**Material for the task:**
━━━━━━━━━━━━━━━━

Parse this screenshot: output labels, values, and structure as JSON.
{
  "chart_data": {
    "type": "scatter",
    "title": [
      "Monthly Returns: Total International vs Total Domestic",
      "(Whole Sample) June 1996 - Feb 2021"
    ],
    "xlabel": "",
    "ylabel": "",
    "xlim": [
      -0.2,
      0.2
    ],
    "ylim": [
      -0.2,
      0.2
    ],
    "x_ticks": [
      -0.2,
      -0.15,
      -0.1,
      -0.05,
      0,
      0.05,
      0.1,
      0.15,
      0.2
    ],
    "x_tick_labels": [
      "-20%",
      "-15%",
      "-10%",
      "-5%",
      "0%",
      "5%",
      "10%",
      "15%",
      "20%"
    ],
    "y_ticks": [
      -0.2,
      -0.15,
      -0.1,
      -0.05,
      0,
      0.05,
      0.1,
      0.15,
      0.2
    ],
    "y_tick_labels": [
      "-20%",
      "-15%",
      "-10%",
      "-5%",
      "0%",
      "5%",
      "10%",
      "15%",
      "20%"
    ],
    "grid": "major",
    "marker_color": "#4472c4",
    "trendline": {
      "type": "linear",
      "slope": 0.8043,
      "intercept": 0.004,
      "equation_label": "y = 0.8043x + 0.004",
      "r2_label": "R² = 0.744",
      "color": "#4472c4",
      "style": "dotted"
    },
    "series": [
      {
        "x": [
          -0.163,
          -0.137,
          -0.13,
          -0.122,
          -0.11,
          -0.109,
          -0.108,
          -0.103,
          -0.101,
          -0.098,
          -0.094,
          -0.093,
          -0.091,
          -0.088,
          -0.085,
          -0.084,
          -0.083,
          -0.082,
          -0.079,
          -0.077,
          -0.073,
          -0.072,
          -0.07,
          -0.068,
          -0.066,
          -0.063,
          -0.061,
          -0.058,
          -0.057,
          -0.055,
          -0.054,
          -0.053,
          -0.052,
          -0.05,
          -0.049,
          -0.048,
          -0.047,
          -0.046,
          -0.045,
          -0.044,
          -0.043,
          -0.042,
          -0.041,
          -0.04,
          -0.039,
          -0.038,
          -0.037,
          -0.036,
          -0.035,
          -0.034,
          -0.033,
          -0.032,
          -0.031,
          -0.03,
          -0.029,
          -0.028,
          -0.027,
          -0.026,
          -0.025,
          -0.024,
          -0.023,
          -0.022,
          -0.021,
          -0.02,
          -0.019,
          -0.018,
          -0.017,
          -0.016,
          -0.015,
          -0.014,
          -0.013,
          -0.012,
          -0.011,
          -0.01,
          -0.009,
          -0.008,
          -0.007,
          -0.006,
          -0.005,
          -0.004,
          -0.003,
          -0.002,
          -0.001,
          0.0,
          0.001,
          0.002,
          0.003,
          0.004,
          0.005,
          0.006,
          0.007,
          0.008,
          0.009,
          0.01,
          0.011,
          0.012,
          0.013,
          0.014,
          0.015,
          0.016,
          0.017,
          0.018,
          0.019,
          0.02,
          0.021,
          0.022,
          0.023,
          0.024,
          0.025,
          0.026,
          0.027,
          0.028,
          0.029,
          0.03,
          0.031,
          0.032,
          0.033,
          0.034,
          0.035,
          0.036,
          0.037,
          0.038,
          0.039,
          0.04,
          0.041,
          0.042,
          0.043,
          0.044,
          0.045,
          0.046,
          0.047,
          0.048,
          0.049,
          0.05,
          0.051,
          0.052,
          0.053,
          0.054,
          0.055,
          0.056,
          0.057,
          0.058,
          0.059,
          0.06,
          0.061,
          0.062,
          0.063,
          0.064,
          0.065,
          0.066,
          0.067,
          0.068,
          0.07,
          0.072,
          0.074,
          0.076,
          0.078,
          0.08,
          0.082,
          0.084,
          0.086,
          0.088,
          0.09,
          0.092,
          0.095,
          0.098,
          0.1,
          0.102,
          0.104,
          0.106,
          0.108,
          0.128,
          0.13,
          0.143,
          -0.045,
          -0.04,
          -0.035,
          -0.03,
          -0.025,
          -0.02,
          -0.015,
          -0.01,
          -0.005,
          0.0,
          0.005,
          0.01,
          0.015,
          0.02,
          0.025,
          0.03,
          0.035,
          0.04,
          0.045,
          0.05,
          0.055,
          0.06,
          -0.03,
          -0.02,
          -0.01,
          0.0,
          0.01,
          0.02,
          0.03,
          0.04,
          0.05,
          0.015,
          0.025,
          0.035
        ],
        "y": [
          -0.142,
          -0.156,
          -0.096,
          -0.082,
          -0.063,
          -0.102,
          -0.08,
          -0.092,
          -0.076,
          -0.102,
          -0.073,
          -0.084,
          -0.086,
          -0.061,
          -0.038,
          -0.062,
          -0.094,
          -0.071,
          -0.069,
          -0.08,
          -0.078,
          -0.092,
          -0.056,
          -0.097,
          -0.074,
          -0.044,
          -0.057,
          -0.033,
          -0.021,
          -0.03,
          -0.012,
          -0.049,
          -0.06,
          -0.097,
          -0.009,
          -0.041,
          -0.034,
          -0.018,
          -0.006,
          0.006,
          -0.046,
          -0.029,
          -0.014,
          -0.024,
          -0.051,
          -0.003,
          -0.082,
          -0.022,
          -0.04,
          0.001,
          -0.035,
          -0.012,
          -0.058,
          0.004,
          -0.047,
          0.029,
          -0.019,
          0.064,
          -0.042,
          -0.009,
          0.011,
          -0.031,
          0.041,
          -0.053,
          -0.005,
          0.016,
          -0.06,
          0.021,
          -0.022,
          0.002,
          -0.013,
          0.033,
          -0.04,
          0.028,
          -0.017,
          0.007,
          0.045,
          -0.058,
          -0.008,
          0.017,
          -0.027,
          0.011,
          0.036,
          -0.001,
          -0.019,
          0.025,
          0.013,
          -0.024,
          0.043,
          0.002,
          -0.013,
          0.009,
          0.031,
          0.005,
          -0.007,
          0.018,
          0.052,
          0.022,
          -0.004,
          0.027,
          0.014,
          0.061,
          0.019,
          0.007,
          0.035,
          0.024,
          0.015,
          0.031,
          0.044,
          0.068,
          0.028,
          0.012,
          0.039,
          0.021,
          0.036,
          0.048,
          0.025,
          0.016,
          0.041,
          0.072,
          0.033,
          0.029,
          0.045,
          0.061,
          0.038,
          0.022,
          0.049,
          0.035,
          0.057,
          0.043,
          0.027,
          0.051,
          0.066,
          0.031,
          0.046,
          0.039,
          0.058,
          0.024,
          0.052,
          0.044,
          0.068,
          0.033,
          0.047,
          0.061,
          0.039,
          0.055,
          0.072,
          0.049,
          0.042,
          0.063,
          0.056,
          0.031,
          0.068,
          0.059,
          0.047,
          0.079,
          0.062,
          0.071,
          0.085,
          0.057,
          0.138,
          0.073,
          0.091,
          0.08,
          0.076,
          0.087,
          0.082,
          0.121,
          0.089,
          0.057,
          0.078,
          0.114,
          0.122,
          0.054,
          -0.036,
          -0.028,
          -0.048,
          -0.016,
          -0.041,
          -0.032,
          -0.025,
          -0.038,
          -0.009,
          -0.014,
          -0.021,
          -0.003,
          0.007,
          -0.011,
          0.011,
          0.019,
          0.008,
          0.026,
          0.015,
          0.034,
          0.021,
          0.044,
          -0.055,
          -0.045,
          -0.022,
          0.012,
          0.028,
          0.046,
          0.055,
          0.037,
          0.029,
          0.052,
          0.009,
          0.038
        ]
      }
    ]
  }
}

━━━━━━━━━━━━━━━━

**Job:** Each line of the listing should be copied exactly.

**In response:**
Parse this screenshot: output labels, values, and structure as JSON.
{
  "chart_data": {
    "type": "scatter",
    "title": [
      "Monthly Returns: Total International vs Total Domestic",
      "(Whole Sample) June 1996 - Feb 2021"
    ],
    "xlabel": "",
    "ylabel": "",
    "xlim": [
      -0.2,
      0.2
    ],
    "ylim": [
      -0.2,
      0.2
    ],
    "x_ticks": [
      -0.2,
      -0.15,
      -0.1,
      -0.05,
      0,
      0.05,
      0.1,
      0.15,
      0.2
    ],
    "x_tick_labels": [
      "-20%",
      "-15%",
      "-10%",
      "-5%",
      "0%",
      "5%",
      "10%",
      "15%",
      "20%"
    ],
    "y_ticks": [
      -0.2,
      -0.15,
      -0.1,
      -0.05,
      0,
      0.05,
      0.1,
      0.15,
      0.2
    ],
    "y_tick_labels": [
      "-20%",
      "-15%",
      "-10%",
      "-5%",
      "0%",
      "5%",
      "10%",
      "15%",
      "20%"
    ],
    "grid": "major",
    "marker_color": "#4472c4",
    "trendline": {
      "type": "linear",
      "slope": 0.8043,
      "intercept": 0.004,
      "equation_label": "y = 0.8043x + 0.004",
      "r2_label": "R² = 0.744",
      "color": "#4472c4",
      "style": "dotted"
    },
    "series": [
      {
        "x": [
          -0.163,
          -0.137,
          -0.13,
          -0.122,
          -0.11,
          -0.109,
          -0.108,
          -0.103,
          -0.101,
          -0.098,
          -0.094,
          -0.093,
          -0.091,
          -0.088,
          -0.085,
          -0.084,
          -0.083,
          -0.082,
          -0.079,
          -0.077,
          -0.073,
          -0.072,
          -0.07,
          -0.068,
          -0.066,
          -0.063,
          -0.061,
          -0.058,
          -0.057,
          -0.055,
          -0.054,
          -0.053,
          -0.052,
          -0.05,
          -0.049,
          -0.048,
          -0.047,
          -0.046,
          -0.045,
          -0.044,
          -0.043,
          -0.042,
          -0.041,
          -0.04,
          -0.039,
          -0.038,
          -0.037,
          -0.036,
          -0.035,
          -0.034,
          -0.033,
          -0.032,
          -0.031,
          -0.03,
          -0.029,
          -0.028,
          -0.027,
          -0.026,
          -0.025,
          -0.024,
          -0.023,
          -0.022,
          -0.021,
          -0.02,
          -0.019,
          -0.018,
          -0.017,
          -0.016,
          -0.015,
          -0.014,
          -0.013,
          -0.012,
          -0.011,
          -0.01,
          -0.009,
          -0.008,
          -0.007,
          -0.006,
          -0.005,
          -0.004,
          -0.003,
          -0.002,
          -0.001,
          0.0,
          0.001,
          0.002,
          0.003,
          0.004,
          0.005,
          0.006,
          0.007,
          0.008,
          0.009,
          0.01,
          0.011,
          0.012,
          0.013,
          0.014,
          0.015,
          0.016,
          0.017,
          0.018,
          0.019,
          0.02,
          0.021,
          0.022,
          0.023,
          0.024,
          0.025,
          0.026,
          0.027,
          0.028,
          0.029,
          0.03,
          0.031,
          0.032,
          0.033,
          0.034,
          0.035,
          0.036,
          0.037,
          0.038,
          0.039,
          0.04,
          0.041,
          0.042,
          0.043,
          0.044,
          0.045,
          0.046,
          0.047,
          0.048,
          0.049,
          0.05,
          0.051,
          0.052,
          0.053,
          0.054,
          0.055,
          0.056,
          0.057,
          0.058,
          0.059,
          0.06,
          0.061,
          0.062,
          0.063,
          0.064,
          0.065,
          0.066,
          0.067,
          0.068,
          0.07,
          0.072,
          0.074,
          0.076,
          0.078,
          0.08,
          0.082,
          0.084,
          0.086,
          0.088,
          0.09,
          0.092,
          0.095,
          0.098,
          0.1,
          0.102,
          0.104,
          0.106,
          0.108,
          0.128,
          0.13,
          0.143,
          -0.045,
          -0.04,
          -0.035,
          -0.03,
          -0.025,
          -0.02,
          -0.015,
          -0.01,
          -0.005,
          0.0,
          0.005,
          0.01,
          0.015,
          0.02,
          0.025,
          0.03,
          0.035,
          0.04,
          0.045,
          0.05,
          0.055,
          0.06,
          -0.03,
          -0.02,
          -0.01,
          0.0,
          0.01,
          0.02,
          0.03,
          0.04,
          0.05,
          0.015,
          0.025,
          0.035
        ],
        "y": [
          -0.142,
          -0.156,
          -0.096,
          -0.082,
          -0.063,
          -0.102,
          -0.08,
          -0.092,
          -0.076,
          -0.102,
          -0.073,
          -0.084,
          -0.086,
          -0.061,
          -0.038,
          -0.062,
          -0.094,
          -0.071,
          -0.069,
          -0.08,
          -0.078,
          -0.092,
          -0.056,
          -0.097,
          -0.074,
          -0.044,
          -0.057,
          -0.033,
          -0.021,
          -0.03,
          -0.012,
          -0.049,
          -0.06,
          -0.097,
          -0.009,
          -0.041,
          -0.034,
          -0.018,
          -0.006,
          0.006,
          -0.046,
          -0.029,
          -0.014,
          -0.024,
          -0.051,
          -0.003,
          -0.082,
          -0.022,
          -0.04,
          0.001,
          -0.035,
          -0.012,
          -0.058,
          0.004,
          -0.047,
          0.029,
          -0.019,
          0.064,
          -0.042,
          -0.009,
          0.011,
          -0.031,
          0.041,
          -0.053,
          -0.005,
          0.016,
          -0.06,
          0.021,
          -0.022,
          0.002,
          -0.013,
          0.033,
          -0.04,
          0.028,
          -0.017,
          0.007,
          0.045,
          -0.058,
          -0.008,
          0.017,
          -0.027,
          0.011,
          0.036,
          -0.001,
          -0.019,
          0.025,
          0.013,
          -0.024,
          0.043,
          0.002,
          -0.013,
          0.009,
          0.031,
          0.005,
          -0.007,
          0.018,
          0.052,
          0.022,
          -0.004,
          0.027,
          0.014,
          0.061,
          0.019,
          0.007,
          0.035,
          0.024,
          0.015,
          0.031,
          0.044,
          0.068,
          0.028,
          0.012,
          0.039,
          0.021,
          0.036,
          0.048,
          0.025,
          0.016,
          0.041,
          0.072,
          0.033,
          0.029,
          0.045,
          0.061,
          0.038,
          0.022,
          0.049,
          0.035,
          0.057,
          0.043,
          0.027,
          0.051,
          0.066,
          0.031,
          0.046,
          0.039,
          0.058,
          0.024,
          0.052,
          0.044,
          0.068,
          0.033,
          0.047,
          0.061,
          0.039,
          0.055,
          0.072,
          0.049,
          0.042,
          0.063,
          0.056,
          0.031,
          0.068,
          0.059,
          0.047,
          0.079,
          0.062,
          0.071,
          0.085,
          0.057,
          0.138,
          0.073,
          0.091,
          0.08,
          0.076,
          0.087,
          0.082,
          0.121,
          0.089,
          0.057,
          0.078,
          0.114,
          0.122,
          0.054,
          -0.036,
          -0.028,
          -0.048,
          -0.016,
          -0.041,
          -0.032,
          -0.025,
          -0.038,
          -0.009,
          -0.014,
          -0.021,
          -0.003,
          0.007,
          -0.011,
          0.011,
          0.019,
          0.008,
          0.026,
          0.015,
          0.034,
          0.021,
          0.044,
          -0.055,
          -0.045,
          -0.022,
          0.012,
          0.028,
          0.046,
          0.055,
          0.037,
          0.029,
          0.052,
          0.009,
          0.038
        ]
      }
    ]
  }
}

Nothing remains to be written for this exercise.